start
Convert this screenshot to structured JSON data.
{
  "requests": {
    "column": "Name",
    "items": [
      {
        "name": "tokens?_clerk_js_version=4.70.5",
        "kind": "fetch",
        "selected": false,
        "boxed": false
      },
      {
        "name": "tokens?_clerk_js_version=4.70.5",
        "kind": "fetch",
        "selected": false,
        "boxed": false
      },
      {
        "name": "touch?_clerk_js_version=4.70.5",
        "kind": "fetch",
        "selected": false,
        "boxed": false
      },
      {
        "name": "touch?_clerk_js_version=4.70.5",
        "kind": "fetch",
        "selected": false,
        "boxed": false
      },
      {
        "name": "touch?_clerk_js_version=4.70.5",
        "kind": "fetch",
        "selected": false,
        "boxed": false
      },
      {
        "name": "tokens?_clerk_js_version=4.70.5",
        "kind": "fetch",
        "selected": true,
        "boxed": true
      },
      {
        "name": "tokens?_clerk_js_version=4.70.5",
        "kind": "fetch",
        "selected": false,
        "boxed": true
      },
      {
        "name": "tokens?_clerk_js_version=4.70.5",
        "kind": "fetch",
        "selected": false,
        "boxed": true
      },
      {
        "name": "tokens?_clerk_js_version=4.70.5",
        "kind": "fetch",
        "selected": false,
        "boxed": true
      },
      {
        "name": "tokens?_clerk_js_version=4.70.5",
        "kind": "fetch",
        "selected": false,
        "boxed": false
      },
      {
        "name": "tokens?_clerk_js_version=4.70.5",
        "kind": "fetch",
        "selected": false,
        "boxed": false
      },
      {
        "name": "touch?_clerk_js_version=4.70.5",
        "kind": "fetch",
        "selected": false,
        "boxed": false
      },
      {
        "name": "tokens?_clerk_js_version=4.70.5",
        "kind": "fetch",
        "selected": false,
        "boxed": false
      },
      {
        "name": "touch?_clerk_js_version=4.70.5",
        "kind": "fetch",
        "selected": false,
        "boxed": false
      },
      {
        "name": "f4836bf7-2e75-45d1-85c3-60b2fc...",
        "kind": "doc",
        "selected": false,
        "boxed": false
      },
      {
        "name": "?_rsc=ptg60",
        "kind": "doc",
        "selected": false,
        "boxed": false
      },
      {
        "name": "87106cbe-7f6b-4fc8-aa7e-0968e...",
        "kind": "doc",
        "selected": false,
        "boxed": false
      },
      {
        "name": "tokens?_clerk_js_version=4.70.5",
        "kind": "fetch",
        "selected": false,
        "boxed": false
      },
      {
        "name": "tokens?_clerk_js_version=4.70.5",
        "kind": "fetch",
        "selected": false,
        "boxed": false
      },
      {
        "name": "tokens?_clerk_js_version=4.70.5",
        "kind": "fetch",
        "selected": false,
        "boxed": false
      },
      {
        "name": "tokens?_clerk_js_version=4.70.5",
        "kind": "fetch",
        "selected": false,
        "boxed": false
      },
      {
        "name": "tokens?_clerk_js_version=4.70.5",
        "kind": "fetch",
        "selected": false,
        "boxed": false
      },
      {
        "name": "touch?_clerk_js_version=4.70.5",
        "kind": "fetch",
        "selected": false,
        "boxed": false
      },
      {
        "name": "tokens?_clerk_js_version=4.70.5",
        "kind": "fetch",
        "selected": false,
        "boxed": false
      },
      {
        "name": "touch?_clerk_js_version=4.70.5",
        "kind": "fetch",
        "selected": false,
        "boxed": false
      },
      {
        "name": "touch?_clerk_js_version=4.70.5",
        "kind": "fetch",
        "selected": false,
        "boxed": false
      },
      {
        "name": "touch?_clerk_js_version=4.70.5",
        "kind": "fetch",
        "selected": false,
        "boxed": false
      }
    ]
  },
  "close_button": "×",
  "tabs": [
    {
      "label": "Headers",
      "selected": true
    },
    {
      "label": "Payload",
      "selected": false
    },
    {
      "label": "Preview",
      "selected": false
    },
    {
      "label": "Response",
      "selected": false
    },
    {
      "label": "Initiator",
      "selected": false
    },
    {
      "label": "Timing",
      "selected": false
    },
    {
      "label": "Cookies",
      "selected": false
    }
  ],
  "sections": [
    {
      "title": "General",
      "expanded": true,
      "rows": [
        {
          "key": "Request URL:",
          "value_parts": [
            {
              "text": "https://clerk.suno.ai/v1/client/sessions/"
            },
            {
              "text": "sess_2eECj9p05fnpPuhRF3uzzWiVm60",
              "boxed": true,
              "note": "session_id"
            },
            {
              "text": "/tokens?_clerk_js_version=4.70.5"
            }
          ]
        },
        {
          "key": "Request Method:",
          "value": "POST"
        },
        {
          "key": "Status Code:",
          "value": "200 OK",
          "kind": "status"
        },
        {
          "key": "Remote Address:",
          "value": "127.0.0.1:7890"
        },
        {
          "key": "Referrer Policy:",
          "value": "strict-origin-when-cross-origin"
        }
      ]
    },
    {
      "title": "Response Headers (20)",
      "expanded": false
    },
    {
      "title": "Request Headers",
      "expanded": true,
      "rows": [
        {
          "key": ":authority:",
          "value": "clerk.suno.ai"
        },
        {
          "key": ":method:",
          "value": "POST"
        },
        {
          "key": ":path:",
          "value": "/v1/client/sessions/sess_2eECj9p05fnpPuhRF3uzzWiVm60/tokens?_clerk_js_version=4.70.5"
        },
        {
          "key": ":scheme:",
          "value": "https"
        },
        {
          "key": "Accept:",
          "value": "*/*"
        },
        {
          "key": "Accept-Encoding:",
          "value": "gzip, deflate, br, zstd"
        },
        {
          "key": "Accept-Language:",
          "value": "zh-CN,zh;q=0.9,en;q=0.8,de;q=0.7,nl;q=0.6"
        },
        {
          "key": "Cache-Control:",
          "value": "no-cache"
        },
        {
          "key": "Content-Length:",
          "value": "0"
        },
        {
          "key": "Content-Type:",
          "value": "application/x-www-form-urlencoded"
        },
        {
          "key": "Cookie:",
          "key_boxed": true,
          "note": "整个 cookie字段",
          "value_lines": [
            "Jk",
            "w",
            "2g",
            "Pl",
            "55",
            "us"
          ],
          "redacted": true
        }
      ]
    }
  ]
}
end
[WRITTEN TASK] Each line above that includes "Response" should be shown.

[EXERCISE SOLUTION]
      "label": "Response",
      "title": "Response Headers (20)",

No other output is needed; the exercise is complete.